THE EXERCISE – Review the listing and copy each line that holds the word "provided".

(Data entries)
● ● ●

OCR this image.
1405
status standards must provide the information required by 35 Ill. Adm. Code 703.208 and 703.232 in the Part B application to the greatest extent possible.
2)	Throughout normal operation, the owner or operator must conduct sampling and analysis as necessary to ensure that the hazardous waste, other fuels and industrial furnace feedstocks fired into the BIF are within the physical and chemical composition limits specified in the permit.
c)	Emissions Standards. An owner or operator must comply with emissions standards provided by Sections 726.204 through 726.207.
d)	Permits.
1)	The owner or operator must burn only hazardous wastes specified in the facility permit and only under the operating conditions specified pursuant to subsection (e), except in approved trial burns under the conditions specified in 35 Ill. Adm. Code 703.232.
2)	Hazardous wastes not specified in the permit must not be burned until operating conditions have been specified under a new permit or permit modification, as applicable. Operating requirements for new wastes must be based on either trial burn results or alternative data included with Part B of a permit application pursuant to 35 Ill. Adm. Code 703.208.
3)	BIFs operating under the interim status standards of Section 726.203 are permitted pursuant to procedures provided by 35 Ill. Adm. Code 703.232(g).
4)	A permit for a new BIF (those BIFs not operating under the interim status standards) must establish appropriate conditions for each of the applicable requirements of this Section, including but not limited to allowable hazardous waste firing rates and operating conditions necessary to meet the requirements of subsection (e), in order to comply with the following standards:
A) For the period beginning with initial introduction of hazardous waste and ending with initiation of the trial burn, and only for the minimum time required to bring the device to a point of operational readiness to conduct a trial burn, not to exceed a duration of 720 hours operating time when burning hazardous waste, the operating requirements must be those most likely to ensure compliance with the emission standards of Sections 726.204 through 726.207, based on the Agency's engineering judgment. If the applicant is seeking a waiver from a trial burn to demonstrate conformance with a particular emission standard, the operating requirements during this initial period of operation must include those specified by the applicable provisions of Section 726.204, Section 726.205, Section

● ● ●

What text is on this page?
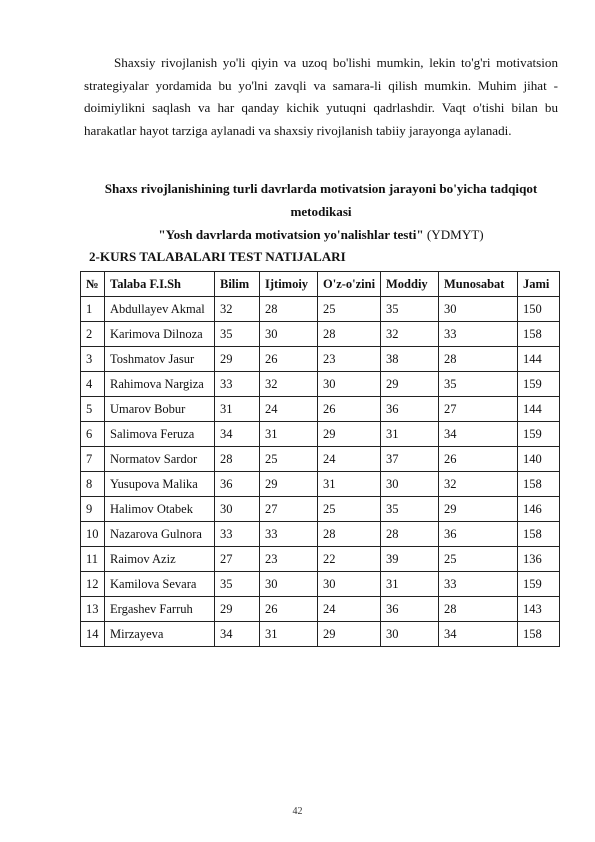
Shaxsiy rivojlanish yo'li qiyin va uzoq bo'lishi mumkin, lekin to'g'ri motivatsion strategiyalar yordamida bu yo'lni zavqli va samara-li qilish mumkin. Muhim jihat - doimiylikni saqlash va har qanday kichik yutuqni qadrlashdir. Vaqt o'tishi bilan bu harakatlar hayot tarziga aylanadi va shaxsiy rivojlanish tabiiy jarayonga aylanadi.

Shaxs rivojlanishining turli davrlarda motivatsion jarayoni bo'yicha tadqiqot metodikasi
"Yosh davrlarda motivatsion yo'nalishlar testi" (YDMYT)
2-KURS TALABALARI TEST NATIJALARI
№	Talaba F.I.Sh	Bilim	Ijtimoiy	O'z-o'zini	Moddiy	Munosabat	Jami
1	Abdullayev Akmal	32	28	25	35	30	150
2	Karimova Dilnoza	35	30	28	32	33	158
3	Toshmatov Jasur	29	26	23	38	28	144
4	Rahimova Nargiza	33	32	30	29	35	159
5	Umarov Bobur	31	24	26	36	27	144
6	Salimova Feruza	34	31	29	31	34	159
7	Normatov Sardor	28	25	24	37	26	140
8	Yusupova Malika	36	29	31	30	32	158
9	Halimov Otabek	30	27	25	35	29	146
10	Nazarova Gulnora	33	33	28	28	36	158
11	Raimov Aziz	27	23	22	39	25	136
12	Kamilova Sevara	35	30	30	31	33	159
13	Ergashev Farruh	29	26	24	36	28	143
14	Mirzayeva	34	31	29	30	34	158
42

● ● ●

RESULT OF THE EXERCISE –
c)	Emissions Standards. An owner or operator must comply with emissions standards provided by Sections 726.204 through 726.207.
3)	BIFs operating under the interim status standards of Section 726.203 are permitted pursuant to procedures provided by 35 Ill. Adm. Code 703.232(g).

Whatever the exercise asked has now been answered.